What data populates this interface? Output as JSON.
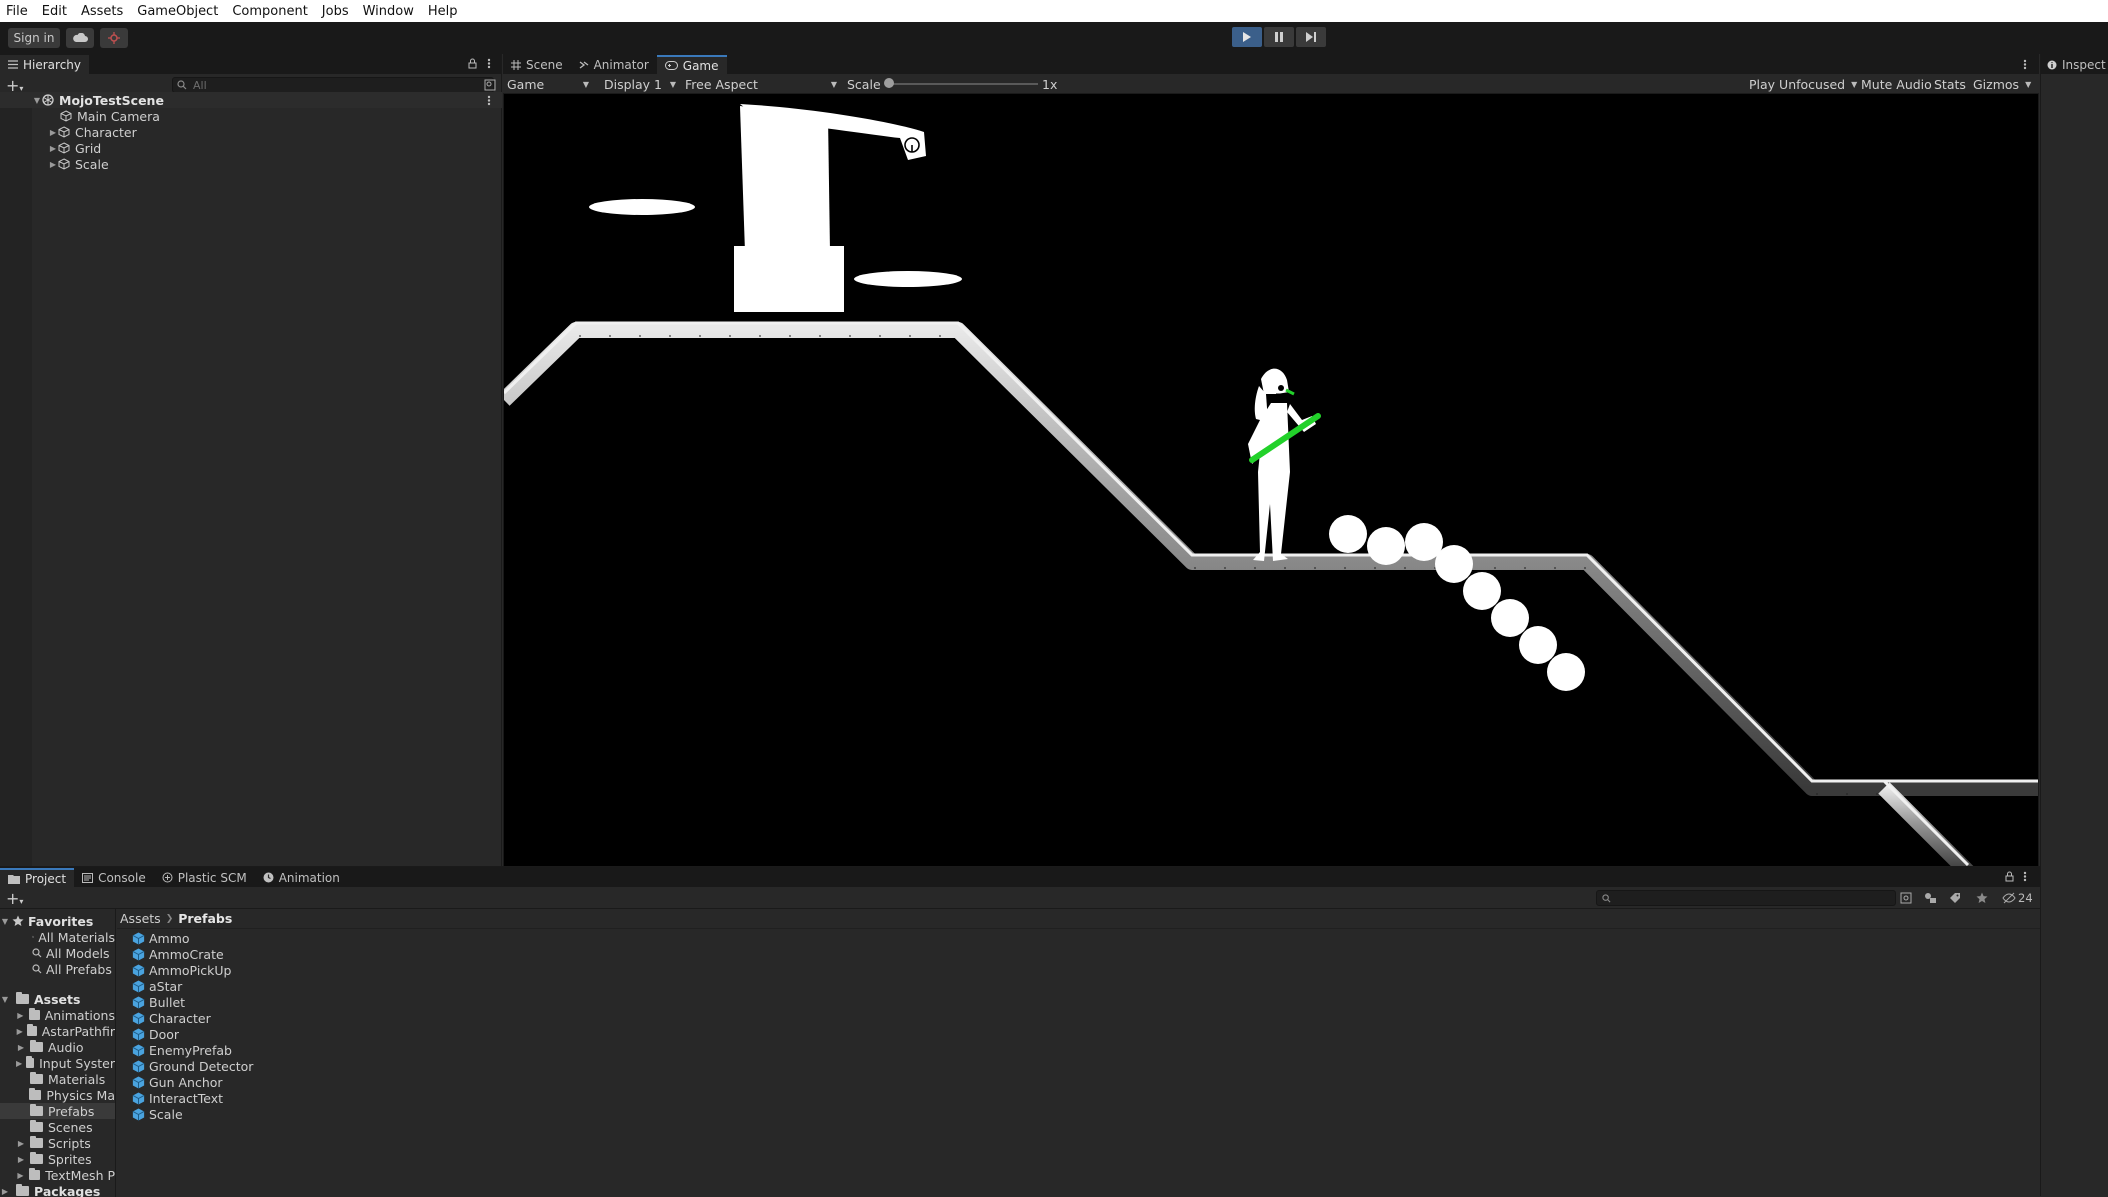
{
  "menu": [
    "File",
    "Edit",
    "Assets",
    "GameObject",
    "Component",
    "Jobs",
    "Window",
    "Help"
  ],
  "toolbar": {
    "sign_in": "Sign in"
  },
  "hierarchy": {
    "tab": "Hierarchy",
    "search_placeholder": "All",
    "scene": "MojoTestScene",
    "items": [
      "Main Camera",
      "Character",
      "Grid",
      "Scale"
    ]
  },
  "center_tabs": [
    "Scene",
    "Animator",
    "Game"
  ],
  "game_bar": {
    "mode": "Game",
    "display": "Display 1",
    "aspect": "Free Aspect",
    "scale_label": "Scale",
    "scale_value": "1x",
    "play_mode": "Play Unfocused",
    "mute": "Mute Audio",
    "stats": "Stats",
    "gizmos": "Gizmos"
  },
  "inspector": {
    "tab": "Inspect"
  },
  "bottom_tabs": [
    "Project",
    "Console",
    "Plastic SCM",
    "Animation"
  ],
  "project": {
    "hidden_count": "24",
    "favorites_label": "Favorites",
    "favorites": [
      "All Materials",
      "All Models",
      "All Prefabs"
    ],
    "assets_label": "Assets",
    "folders": [
      "Animations",
      "AstarPathfir",
      "Audio",
      "Input Syster",
      "Materials",
      "Physics Ma",
      "Prefabs",
      "Scenes",
      "Scripts",
      "Sprites",
      "TextMesh P"
    ],
    "packages_label": "Packages",
    "breadcrumb": [
      "Assets",
      "Prefabs"
    ],
    "prefabs": [
      "Ammo",
      "AmmoCrate",
      "AmmoPickUp",
      "aStar",
      "Bullet",
      "Character",
      "Door",
      "EnemyPrefab",
      "Ground Detector",
      "Gun Anchor",
      "InteractText",
      "Scale"
    ]
  },
  "colors": {
    "accent": "#3a79bb",
    "prefab_icon": "#4aa3df",
    "gun": "#22d12a"
  }
}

* OBJECTIVE
Quote the records above exactly, leaving out any pictures.

* TASK RESULT
What data populates this interface? Output as JSON.
{
  "menu": [
    "File",
    "Edit",
    "Assets",
    "GameObject",
    "Component",
    "Jobs",
    "Window",
    "Help"
  ],
  "toolbar": {
    "sign_in": "Sign in"
  },
  "hierarchy": {
    "tab": "Hierarchy",
    "search_placeholder": "All",
    "scene": "MojoTestScene",
    "items": [
      "Main Camera",
      "Character",
      "Grid",
      "Scale"
    ]
  },
  "center_tabs": [
    "Scene",
    "Animator",
    "Game"
  ],
  "game_bar": {
    "mode": "Game",
    "display": "Display 1",
    "aspect": "Free Aspect",
    "scale_label": "Scale",
    "scale_value": "1x",
    "play_mode": "Play Unfocused",
    "mute": "Mute Audio",
    "stats": "Stats",
    "gizmos": "Gizmos"
  },
  "inspector": {
    "tab": "Inspect"
  },
  "bottom_tabs": [
    "Project",
    "Console",
    "Plastic SCM",
    "Animation"
  ],
  "project": {
    "hidden_count": "24",
    "favorites_label": "Favorites",
    "favorites": [
      "All Materials",
      "All Models",
      "All Prefabs"
    ],
    "assets_label": "Assets",
    "folders": [
      "Animations",
      "AstarPathfir",
      "Audio",
      "Input Syster",
      "Materials",
      "Physics Ma",
      "Prefabs",
      "Scenes",
      "Scripts",
      "Sprites",
      "TextMesh P"
    ],
    "packages_label": "Packages",
    "breadcrumb": [
      "Assets",
      "Prefabs"
    ],
    "prefabs": [
      "Ammo",
      "AmmoCrate",
      "AmmoPickUp",
      "aStar",
      "Bullet",
      "Character",
      "Door",
      "EnemyPrefab",
      "Ground Detector",
      "Gun Anchor",
      "InteractText",
      "Scale"
    ]
  },
  "colors": {
    "accent": "#3a79bb",
    "prefab_icon": "#4aa3df",
    "gun": "#22d12a"
  }
}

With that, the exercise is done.